--- BEGIN Stored records ---

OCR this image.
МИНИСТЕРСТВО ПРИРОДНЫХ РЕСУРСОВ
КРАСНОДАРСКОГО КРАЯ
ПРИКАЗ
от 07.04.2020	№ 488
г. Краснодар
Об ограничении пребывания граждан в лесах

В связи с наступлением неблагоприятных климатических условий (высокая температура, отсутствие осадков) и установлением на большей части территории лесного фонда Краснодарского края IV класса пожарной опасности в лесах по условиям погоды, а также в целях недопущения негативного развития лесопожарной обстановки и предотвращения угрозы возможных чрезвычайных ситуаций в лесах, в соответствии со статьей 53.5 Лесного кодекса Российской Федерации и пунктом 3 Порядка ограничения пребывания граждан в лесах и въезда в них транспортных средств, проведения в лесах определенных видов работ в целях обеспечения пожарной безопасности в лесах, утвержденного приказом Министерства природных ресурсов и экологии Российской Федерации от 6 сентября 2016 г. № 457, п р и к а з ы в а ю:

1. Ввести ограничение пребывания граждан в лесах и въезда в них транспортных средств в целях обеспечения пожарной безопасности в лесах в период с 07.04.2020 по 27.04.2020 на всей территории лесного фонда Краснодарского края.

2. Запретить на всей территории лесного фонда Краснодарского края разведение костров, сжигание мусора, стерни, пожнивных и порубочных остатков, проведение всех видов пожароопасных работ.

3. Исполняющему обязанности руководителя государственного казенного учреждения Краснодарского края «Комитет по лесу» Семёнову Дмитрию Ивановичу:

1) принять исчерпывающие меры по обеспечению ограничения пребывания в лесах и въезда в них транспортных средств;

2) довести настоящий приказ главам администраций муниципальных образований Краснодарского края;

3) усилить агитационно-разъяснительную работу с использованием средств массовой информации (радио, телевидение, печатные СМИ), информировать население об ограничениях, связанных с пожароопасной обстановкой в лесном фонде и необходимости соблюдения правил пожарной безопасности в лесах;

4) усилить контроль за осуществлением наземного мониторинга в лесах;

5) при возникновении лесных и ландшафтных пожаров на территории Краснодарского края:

--- END Stored records ---
--- BEGIN Stored records ---

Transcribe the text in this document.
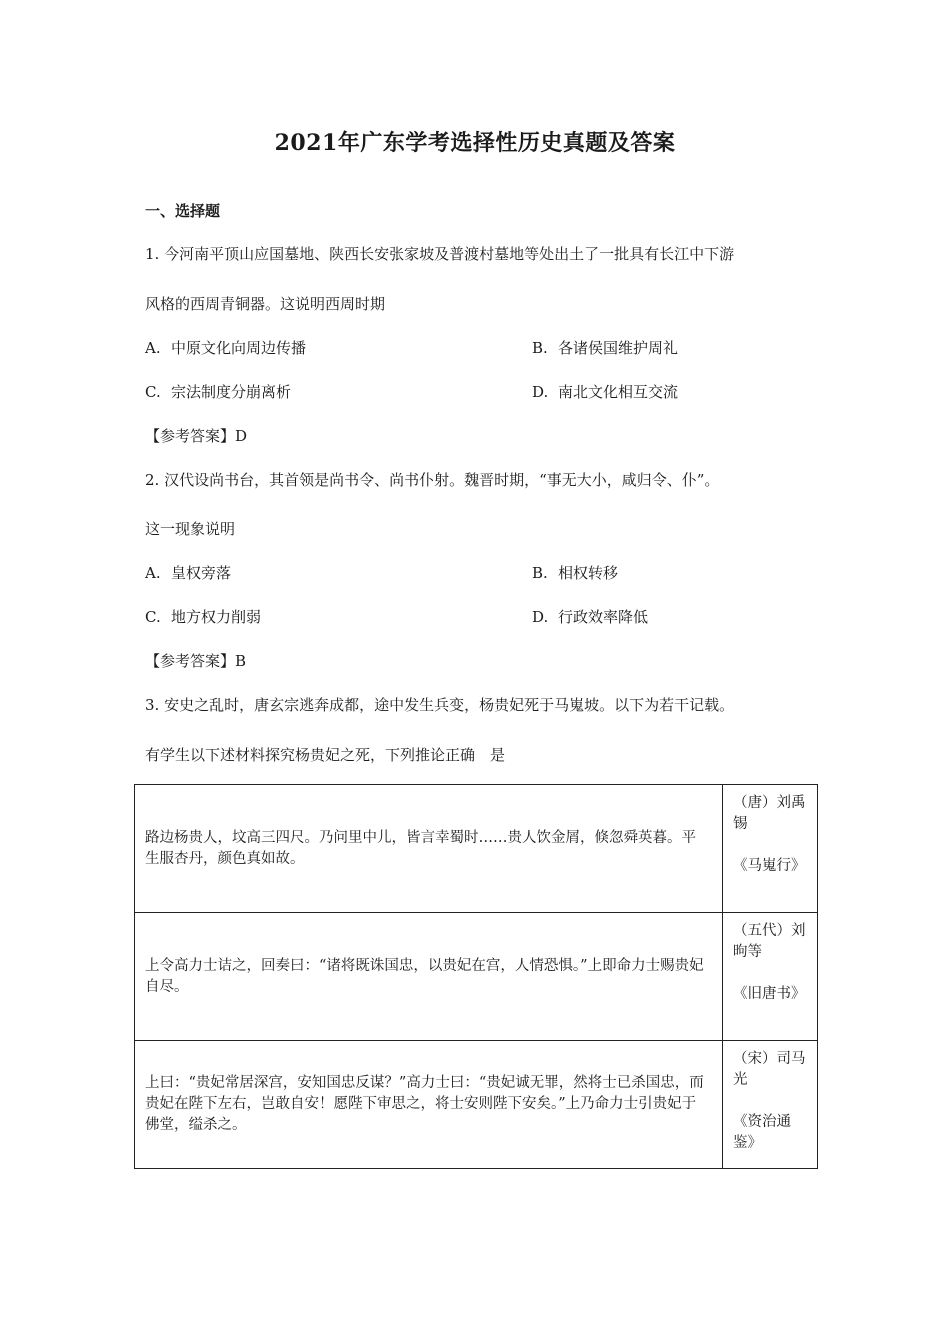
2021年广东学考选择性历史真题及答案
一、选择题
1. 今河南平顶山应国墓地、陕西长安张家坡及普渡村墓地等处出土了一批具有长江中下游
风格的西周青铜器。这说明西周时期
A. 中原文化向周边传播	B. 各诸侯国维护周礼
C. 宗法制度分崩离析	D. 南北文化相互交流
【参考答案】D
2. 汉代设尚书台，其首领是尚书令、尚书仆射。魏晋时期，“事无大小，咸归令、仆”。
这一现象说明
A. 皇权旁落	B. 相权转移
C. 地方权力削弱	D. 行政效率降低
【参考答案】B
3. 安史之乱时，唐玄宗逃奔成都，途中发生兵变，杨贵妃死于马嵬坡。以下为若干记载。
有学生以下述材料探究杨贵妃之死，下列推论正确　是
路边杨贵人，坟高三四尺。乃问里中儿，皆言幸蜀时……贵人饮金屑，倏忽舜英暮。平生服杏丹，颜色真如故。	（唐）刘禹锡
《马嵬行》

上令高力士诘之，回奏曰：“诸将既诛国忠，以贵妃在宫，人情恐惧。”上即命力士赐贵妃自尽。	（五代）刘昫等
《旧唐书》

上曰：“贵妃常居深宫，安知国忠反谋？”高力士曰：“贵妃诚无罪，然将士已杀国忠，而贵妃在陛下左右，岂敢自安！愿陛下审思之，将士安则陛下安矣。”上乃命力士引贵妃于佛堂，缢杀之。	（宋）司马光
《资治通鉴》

--- END Stored records ---

What you have to do: In the entries above, find each line with the word "видов" and copy it.

Answer for this exercise:
В связи с наступлением неблагоприятных климатических условий (высокая температура, отсутствие осадков) и установлением на большей части территории лесного фонда Краснодарского края IV класса пожарной опасности в лесах по условиям погоды, а также в целях недопущения негативного развития лесопожарной обстановки и предотвращения угрозы возможных чрезвычайных ситуаций в лесах, в соответствии со статьей 53.5 Лесного кодекса Российской Федерации и пунктом 3 Порядка ограничения пребывания граждан в лесах и въезда в них транспортных средств, проведения в лесах определенных видов работ в целях обеспечения пожарной безопасности в лесах, утвержденного приказом Министерства природных ресурсов и экологии Российской Федерации от 6 сентября 2016 г. № 457, п р и к а з ы в а ю:
2. Запретить на всей территории лесного фонда Краснодарского края разведение костров, сжигание мусора, стерни, пожнивных и порубочных остатков, проведение всех видов пожароопасных работ.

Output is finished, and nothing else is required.